*Aim*. A faithful transcription of all the data is required.

*Data for this exercise*.
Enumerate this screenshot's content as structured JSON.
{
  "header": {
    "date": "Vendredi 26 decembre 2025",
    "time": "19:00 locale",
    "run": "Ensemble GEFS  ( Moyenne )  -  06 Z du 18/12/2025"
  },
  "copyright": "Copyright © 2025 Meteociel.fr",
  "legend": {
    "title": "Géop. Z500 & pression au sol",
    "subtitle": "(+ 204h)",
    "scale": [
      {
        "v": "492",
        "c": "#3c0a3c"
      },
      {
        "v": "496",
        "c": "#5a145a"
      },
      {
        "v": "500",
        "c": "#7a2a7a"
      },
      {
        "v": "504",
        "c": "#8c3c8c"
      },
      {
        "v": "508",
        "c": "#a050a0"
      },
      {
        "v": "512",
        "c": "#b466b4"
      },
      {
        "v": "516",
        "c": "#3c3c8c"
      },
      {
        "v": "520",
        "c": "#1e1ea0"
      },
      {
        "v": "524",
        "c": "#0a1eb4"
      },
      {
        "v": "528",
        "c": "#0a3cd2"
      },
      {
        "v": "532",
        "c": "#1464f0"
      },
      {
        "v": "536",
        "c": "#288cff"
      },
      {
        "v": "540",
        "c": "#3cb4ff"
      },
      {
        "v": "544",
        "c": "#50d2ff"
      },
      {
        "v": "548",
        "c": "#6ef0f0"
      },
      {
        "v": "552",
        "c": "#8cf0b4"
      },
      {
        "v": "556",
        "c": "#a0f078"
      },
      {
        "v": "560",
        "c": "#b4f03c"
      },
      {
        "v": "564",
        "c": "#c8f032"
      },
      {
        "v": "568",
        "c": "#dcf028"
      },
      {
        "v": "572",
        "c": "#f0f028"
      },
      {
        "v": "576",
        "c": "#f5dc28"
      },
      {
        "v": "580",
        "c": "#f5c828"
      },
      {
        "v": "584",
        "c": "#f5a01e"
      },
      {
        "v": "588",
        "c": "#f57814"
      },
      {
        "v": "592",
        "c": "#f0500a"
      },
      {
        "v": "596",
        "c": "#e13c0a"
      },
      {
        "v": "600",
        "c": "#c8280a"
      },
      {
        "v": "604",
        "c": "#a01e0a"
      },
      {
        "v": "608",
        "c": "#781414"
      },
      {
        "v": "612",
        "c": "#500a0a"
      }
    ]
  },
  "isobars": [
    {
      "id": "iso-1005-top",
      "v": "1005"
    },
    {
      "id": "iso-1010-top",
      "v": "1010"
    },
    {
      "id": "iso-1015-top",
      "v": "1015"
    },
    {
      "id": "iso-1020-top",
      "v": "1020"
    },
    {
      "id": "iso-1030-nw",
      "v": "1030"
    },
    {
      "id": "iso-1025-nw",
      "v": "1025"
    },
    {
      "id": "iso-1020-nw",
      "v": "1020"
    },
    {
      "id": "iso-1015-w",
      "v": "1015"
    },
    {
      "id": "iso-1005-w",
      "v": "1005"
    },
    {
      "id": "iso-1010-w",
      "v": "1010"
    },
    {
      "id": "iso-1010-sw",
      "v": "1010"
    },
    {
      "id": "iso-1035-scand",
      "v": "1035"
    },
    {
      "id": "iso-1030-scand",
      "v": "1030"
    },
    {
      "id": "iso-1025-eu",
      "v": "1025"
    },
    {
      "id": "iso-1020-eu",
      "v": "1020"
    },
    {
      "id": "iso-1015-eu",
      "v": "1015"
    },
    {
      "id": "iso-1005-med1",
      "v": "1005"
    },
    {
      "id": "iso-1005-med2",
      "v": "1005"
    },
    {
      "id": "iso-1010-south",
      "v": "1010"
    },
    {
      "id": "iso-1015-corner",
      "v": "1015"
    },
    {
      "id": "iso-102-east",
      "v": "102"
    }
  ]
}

*Exercise answer*.
Enumerate this screenshot's content as structured JSON.
{
  "header": {
    "date": "Vendredi 26 decembre 2025",
    "time": "19:00 locale",
    "run": "Ensemble GEFS  ( Moyenne )  -  06 Z du 18/12/2025"
  },
  "copyright": "Copyright © 2025 Meteociel.fr",
  "legend": {
    "title": "Géop. Z500 & pression au sol",
    "subtitle": "(+ 204h)",
    "scale": [
      {
        "v": "492",
        "c": "#3c0a3c"
      },
      {
        "v": "496",
        "c": "#5a145a"
      },
      {
        "v": "500",
        "c": "#7a2a7a"
      },
      {
        "v": "504",
        "c": "#8c3c8c"
      },
      {
        "v": "508",
        "c": "#a050a0"
      },
      {
        "v": "512",
        "c": "#b466b4"
      },
      {
        "v": "516",
        "c": "#3c3c8c"
      },
      {
        "v": "520",
        "c": "#1e1ea0"
      },
      {
        "v": "524",
        "c": "#0a1eb4"
      },
      {
        "v": "528",
        "c": "#0a3cd2"
      },
      {
        "v": "532",
        "c": "#1464f0"
      },
      {
        "v": "536",
        "c": "#288cff"
      },
      {
        "v": "540",
        "c": "#3cb4ff"
      },
      {
        "v": "544",
        "c": "#50d2ff"
      },
      {
        "v": "548",
        "c": "#6ef0f0"
      },
      {
        "v": "552",
        "c": "#8cf0b4"
      },
      {
        "v": "556",
        "c": "#a0f078"
      },
      {
        "v": "560",
        "c": "#b4f03c"
      },
      {
        "v": "564",
        "c": "#c8f032"
      },
      {
        "v": "568",
        "c": "#dcf028"
      },
      {
        "v": "572",
        "c": "#f0f028"
      },
      {
        "v": "576",
        "c": "#f5dc28"
      },
      {
        "v": "580",
        "c": "#f5c828"
      },
      {
        "v": "584",
        "c": "#f5a01e"
      },
      {
        "v": "588",
        "c": "#f57814"
      },
      {
        "v": "592",
        "c": "#f0500a"
      },
      {
        "v": "596",
        "c": "#e13c0a"
      },
      {
        "v": "600",
        "c": "#c8280a"
      },
      {
        "v": "604",
        "c": "#a01e0a"
      },
      {
        "v": "608",
        "c": "#781414"
      },
      {
        "v": "612",
        "c": "#500a0a"
      }
    ]
  },
  "isobars": [
    {
      "id": "iso-1005-top",
      "v": "1005"
    },
    {
      "id": "iso-1010-top",
      "v": "1010"
    },
    {
      "id": "iso-1015-top",
      "v": "1015"
    },
    {
      "id": "iso-1020-top",
      "v": "1020"
    },
    {
      "id": "iso-1030-nw",
      "v": "1030"
    },
    {
      "id": "iso-1025-nw",
      "v": "1025"
    },
    {
      "id": "iso-1020-nw",
      "v": "1020"
    },
    {
      "id": "iso-1015-w",
      "v": "1015"
    },
    {
      "id": "iso-1005-w",
      "v": "1005"
    },
    {
      "id": "iso-1010-w",
      "v": "1010"
    },
    {
      "id": "iso-1010-sw",
      "v": "1010"
    },
    {
      "id": "iso-1035-scand",
      "v": "1035"
    },
    {
      "id": "iso-1030-scand",
      "v": "1030"
    },
    {
      "id": "iso-1025-eu",
      "v": "1025"
    },
    {
      "id": "iso-1020-eu",
      "v": "1020"
    },
    {
      "id": "iso-1015-eu",
      "v": "1015"
    },
    {
      "id": "iso-1005-med1",
      "v": "1005"
    },
    {
      "id": "iso-1005-med2",
      "v": "1005"
    },
    {
      "id": "iso-1010-south",
      "v": "1010"
    },
    {
      "id": "iso-1015-corner",
      "v": "1015"
    },
    {
      "id": "iso-102-east",
      "v": "102"
    }
  ]
}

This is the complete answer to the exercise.